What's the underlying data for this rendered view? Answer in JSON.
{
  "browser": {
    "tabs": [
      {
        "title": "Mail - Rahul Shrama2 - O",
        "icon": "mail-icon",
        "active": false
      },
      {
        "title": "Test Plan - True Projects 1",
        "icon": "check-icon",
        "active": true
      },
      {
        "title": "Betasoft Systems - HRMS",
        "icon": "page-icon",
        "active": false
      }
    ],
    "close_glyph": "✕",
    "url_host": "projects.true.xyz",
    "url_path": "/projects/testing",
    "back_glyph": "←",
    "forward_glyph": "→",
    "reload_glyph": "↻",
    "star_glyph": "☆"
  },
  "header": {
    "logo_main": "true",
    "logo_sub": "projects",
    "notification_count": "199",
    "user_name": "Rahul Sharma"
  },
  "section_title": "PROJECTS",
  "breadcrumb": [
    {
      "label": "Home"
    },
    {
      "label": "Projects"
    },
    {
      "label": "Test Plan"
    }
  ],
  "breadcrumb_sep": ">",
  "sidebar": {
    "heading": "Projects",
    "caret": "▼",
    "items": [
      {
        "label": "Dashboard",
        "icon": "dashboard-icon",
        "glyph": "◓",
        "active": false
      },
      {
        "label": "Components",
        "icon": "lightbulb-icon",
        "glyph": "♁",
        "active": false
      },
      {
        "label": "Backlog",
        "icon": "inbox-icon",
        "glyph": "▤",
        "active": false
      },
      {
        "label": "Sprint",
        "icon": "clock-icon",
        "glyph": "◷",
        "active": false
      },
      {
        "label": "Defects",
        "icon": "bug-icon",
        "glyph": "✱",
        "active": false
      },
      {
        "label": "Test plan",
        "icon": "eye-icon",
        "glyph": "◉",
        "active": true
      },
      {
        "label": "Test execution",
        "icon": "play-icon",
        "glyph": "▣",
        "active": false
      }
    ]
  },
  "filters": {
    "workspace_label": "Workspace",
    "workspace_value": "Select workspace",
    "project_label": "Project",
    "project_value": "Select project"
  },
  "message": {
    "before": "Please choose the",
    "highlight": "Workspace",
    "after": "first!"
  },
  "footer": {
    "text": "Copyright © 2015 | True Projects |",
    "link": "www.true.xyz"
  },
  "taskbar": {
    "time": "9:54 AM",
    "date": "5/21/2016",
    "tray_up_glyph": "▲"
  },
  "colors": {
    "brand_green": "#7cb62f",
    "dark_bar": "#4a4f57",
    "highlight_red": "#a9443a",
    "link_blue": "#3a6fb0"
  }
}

....................

# The request
Please return the data above exactly as given.

# Written solution
What's the underlying data for this rendered view? Answer in JSON.
{
  "browser": {
    "tabs": [
      {
        "title": "Mail - Rahul Shrama2 - O",
        "icon": "mail-icon",
        "active": false
      },
      {
        "title": "Test Plan - True Projects 1",
        "icon": "check-icon",
        "active": true
      },
      {
        "title": "Betasoft Systems - HRMS",
        "icon": "page-icon",
        "active": false
      }
    ],
    "close_glyph": "✕",
    "url_host": "projects.true.xyz",
    "url_path": "/projects/testing",
    "back_glyph": "←",
    "forward_glyph": "→",
    "reload_glyph": "↻",
    "star_glyph": "☆"
  },
  "header": {
    "logo_main": "true",
    "logo_sub": "projects",
    "notification_count": "199",
    "user_name": "Rahul Sharma"
  },
  "section_title": "PROJECTS",
  "breadcrumb": [
    {
      "label": "Home"
    },
    {
      "label": "Projects"
    },
    {
      "label": "Test Plan"
    }
  ],
  "breadcrumb_sep": ">",
  "sidebar": {
    "heading": "Projects",
    "caret": "▼",
    "items": [
      {
        "label": "Dashboard",
        "icon": "dashboard-icon",
        "glyph": "◓",
        "active": false
      },
      {
        "label": "Components",
        "icon": "lightbulb-icon",
        "glyph": "♁",
        "active": false
      },
      {
        "label": "Backlog",
        "icon": "inbox-icon",
        "glyph": "▤",
        "active": false
      },
      {
        "label": "Sprint",
        "icon": "clock-icon",
        "glyph": "◷",
        "active": false
      },
      {
        "label": "Defects",
        "icon": "bug-icon",
        "glyph": "✱",
        "active": false
      },
      {
        "label": "Test plan",
        "icon": "eye-icon",
        "glyph": "◉",
        "active": true
      },
      {
        "label": "Test execution",
        "icon": "play-icon",
        "glyph": "▣",
        "active": false
      }
    ]
  },
  "filters": {
    "workspace_label": "Workspace",
    "workspace_value": "Select workspace",
    "project_label": "Project",
    "project_value": "Select project"
  },
  "message": {
    "before": "Please choose the",
    "highlight": "Workspace",
    "after": "first!"
  },
  "footer": {
    "text": "Copyright © 2015 | True Projects |",
    "link": "www.true.xyz"
  },
  "taskbar": {
    "time": "9:54 AM",
    "date": "5/21/2016",
    "tray_up_glyph": "▲"
  },
  "colors": {
    "brand_green": "#7cb62f",
    "dark_bar": "#4a4f57",
    "highlight_red": "#a9443a",
    "link_blue": "#3a6fb0"
  }
}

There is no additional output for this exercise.